The exercise => Extract all of the data and reproduce it precisely.

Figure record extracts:
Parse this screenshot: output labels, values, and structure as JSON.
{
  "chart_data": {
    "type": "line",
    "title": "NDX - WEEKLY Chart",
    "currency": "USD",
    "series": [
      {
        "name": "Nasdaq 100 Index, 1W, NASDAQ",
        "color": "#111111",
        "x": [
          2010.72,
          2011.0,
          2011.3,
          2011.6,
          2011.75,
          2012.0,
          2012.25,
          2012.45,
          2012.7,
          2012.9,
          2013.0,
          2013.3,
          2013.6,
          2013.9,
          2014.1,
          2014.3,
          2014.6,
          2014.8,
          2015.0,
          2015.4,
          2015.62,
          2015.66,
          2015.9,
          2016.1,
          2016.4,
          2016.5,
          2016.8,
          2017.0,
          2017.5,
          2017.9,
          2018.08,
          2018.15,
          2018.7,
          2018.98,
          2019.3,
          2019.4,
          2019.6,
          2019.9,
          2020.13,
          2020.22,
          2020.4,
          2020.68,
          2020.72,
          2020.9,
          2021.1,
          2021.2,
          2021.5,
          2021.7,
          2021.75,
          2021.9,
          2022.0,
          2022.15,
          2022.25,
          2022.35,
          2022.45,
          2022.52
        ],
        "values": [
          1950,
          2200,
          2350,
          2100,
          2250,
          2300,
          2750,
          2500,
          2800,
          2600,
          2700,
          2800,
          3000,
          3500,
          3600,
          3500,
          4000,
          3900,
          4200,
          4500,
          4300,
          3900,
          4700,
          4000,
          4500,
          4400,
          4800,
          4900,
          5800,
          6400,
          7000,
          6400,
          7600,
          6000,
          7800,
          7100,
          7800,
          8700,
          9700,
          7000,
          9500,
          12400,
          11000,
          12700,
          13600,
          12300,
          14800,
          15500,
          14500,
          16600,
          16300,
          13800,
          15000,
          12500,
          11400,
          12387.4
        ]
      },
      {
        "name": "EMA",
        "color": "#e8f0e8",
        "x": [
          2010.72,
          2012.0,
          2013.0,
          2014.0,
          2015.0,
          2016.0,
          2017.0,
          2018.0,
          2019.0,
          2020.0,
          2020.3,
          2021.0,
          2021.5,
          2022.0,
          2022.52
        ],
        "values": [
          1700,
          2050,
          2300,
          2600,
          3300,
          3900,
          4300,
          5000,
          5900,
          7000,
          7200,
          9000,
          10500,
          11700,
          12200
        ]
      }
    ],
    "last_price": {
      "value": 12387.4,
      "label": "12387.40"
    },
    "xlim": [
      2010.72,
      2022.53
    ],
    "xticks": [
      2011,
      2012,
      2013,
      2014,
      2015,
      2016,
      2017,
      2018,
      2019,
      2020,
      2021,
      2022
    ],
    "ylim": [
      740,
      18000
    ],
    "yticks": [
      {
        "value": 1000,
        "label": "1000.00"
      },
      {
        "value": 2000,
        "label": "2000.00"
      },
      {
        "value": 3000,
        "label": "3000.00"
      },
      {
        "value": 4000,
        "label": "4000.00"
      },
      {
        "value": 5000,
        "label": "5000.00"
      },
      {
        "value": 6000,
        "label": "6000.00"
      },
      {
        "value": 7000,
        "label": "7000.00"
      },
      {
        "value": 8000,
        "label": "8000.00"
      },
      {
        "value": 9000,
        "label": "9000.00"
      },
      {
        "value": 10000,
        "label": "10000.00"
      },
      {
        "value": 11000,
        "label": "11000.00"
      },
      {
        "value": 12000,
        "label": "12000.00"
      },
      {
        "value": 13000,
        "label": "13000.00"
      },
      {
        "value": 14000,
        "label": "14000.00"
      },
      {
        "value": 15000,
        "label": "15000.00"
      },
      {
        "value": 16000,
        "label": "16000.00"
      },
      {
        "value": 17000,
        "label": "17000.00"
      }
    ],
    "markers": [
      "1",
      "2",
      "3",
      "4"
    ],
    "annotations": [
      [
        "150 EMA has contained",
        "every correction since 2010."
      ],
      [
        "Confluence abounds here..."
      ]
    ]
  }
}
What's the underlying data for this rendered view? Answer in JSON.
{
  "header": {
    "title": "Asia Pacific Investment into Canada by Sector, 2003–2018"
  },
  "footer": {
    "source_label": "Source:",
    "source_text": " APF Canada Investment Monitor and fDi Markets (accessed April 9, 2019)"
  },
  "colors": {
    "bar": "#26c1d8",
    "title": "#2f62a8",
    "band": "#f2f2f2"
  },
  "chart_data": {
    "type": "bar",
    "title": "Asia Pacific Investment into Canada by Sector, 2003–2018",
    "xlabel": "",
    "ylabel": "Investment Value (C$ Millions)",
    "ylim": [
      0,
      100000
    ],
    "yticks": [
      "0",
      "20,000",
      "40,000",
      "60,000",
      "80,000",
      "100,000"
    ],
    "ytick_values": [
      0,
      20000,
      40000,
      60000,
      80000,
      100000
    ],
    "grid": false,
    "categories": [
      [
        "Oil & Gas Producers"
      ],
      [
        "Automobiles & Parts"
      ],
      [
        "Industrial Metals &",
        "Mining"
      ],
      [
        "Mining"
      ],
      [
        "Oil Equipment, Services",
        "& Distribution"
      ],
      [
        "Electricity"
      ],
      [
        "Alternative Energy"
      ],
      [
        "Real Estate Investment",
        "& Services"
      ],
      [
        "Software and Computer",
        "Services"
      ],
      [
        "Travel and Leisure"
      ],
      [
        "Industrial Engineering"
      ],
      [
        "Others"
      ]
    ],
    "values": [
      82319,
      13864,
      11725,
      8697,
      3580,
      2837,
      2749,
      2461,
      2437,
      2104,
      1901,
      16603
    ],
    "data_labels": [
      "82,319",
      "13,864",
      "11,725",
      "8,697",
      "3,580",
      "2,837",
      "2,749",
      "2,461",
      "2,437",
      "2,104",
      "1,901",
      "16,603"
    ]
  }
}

Exercise solution =>
Parse this screenshot: output labels, values, and structure as JSON.
{
  "chart_data": {
    "type": "line",
    "title": "NDX - WEEKLY Chart",
    "currency": "USD",
    "series": [
      {
        "name": "Nasdaq 100 Index, 1W, NASDAQ",
        "color": "#111111",
        "x": [
          2010.72,
          2011.0,
          2011.3,
          2011.6,
          2011.75,
          2012.0,
          2012.25,
          2012.45,
          2012.7,
          2012.9,
          2013.0,
          2013.3,
          2013.6,
          2013.9,
          2014.1,
          2014.3,
          2014.6,
          2014.8,
          2015.0,
          2015.4,
          2015.62,
          2015.66,
          2015.9,
          2016.1,
          2016.4,
          2016.5,
          2016.8,
          2017.0,
          2017.5,
          2017.9,
          2018.08,
          2018.15,
          2018.7,
          2018.98,
          2019.3,
          2019.4,
          2019.6,
          2019.9,
          2020.13,
          2020.22,
          2020.4,
          2020.68,
          2020.72,
          2020.9,
          2021.1,
          2021.2,
          2021.5,
          2021.7,
          2021.75,
          2021.9,
          2022.0,
          2022.15,
          2022.25,
          2022.35,
          2022.45,
          2022.52
        ],
        "values": [
          1950,
          2200,
          2350,
          2100,
          2250,
          2300,
          2750,
          2500,
          2800,
          2600,
          2700,
          2800,
          3000,
          3500,
          3600,
          3500,
          4000,
          3900,
          4200,
          4500,
          4300,
          3900,
          4700,
          4000,
          4500,
          4400,
          4800,
          4900,
          5800,
          6400,
          7000,
          6400,
          7600,
          6000,
          7800,
          7100,
          7800,
          8700,
          9700,
          7000,
          9500,
          12400,
          11000,
          12700,
          13600,
          12300,
          14800,
          15500,
          14500,
          16600,
          16300,
          13800,
          15000,
          12500,
          11400,
          12387.4
        ]
      },
      {
        "name": "EMA",
        "color": "#e8f0e8",
        "x": [
          2010.72,
          2012.0,
          2013.0,
          2014.0,
          2015.0,
          2016.0,
          2017.0,
          2018.0,
          2019.0,
          2020.0,
          2020.3,
          2021.0,
          2021.5,
          2022.0,
          2022.52
        ],
        "values": [
          1700,
          2050,
          2300,
          2600,
          3300,
          3900,
          4300,
          5000,
          5900,
          7000,
          7200,
          9000,
          10500,
          11700,
          12200
        ]
      }
    ],
    "last_price": {
      "value": 12387.4,
      "label": "12387.40"
    },
    "xlim": [
      2010.72,
      2022.53
    ],
    "xticks": [
      2011,
      2012,
      2013,
      2014,
      2015,
      2016,
      2017,
      2018,
      2019,
      2020,
      2021,
      2022
    ],
    "ylim": [
      740,
      18000
    ],
    "yticks": [
      {
        "value": 1000,
        "label": "1000.00"
      },
      {
        "value": 2000,
        "label": "2000.00"
      },
      {
        "value": 3000,
        "label": "3000.00"
      },
      {
        "value": 4000,
        "label": "4000.00"
      },
      {
        "value": 5000,
        "label": "5000.00"
      },
      {
        "value": 6000,
        "label": "6000.00"
      },
      {
        "value": 7000,
        "label": "7000.00"
      },
      {
        "value": 8000,
        "label": "8000.00"
      },
      {
        "value": 9000,
        "label": "9000.00"
      },
      {
        "value": 10000,
        "label": "10000.00"
      },
      {
        "value": 11000,
        "label": "11000.00"
      },
      {
        "value": 12000,
        "label": "12000.00"
      },
      {
        "value": 13000,
        "label": "13000.00"
      },
      {
        "value": 14000,
        "label": "14000.00"
      },
      {
        "value": 15000,
        "label": "15000.00"
      },
      {
        "value": 16000,
        "label": "16000.00"
      },
      {
        "value": 17000,
        "label": "17000.00"
      }
    ],
    "markers": [
      "1",
      "2",
      "3",
      "4"
    ],
    "annotations": [
      [
        "150 EMA has contained",
        "every correction since 2010."
      ],
      [
        "Confluence abounds here..."
      ]
    ]
  }
}
What's the underlying data for this rendered view? Answer in JSON.
{
  "header": {
    "title": "Asia Pacific Investment into Canada by Sector, 2003–2018"
  },
  "footer": {
    "source_label": "Source:",
    "source_text": " APF Canada Investment Monitor and fDi Markets (accessed April 9, 2019)"
  },
  "colors": {
    "bar": "#26c1d8",
    "title": "#2f62a8",
    "band": "#f2f2f2"
  },
  "chart_data": {
    "type": "bar",
    "title": "Asia Pacific Investment into Canada by Sector, 2003–2018",
    "xlabel": "",
    "ylabel": "Investment Value (C$ Millions)",
    "ylim": [
      0,
      100000
    ],
    "yticks": [
      "0",
      "20,000",
      "40,000",
      "60,000",
      "80,000",
      "100,000"
    ],
    "ytick_values": [
      0,
      20000,
      40000,
      60000,
      80000,
      100000
    ],
    "grid": false,
    "categories": [
      [
        "Oil & Gas Producers"
      ],
      [
        "Automobiles & Parts"
      ],
      [
        "Industrial Metals &",
        "Mining"
      ],
      [
        "Mining"
      ],
      [
        "Oil Equipment, Services",
        "& Distribution"
      ],
      [
        "Electricity"
      ],
      [
        "Alternative Energy"
      ],
      [
        "Real Estate Investment",
        "& Services"
      ],
      [
        "Software and Computer",
        "Services"
      ],
      [
        "Travel and Leisure"
      ],
      [
        "Industrial Engineering"
      ],
      [
        "Others"
      ]
    ],
    "values": [
      82319,
      13864,
      11725,
      8697,
      3580,
      2837,
      2749,
      2461,
      2437,
      2104,
      1901,
      16603
    ],
    "data_labels": [
      "82,319",
      "13,864",
      "11,725",
      "8,697",
      "3,580",
      "2,837",
      "2,749",
      "2,461",
      "2,437",
      "2,104",
      "1,901",
      "16,603"
    ]
  }
}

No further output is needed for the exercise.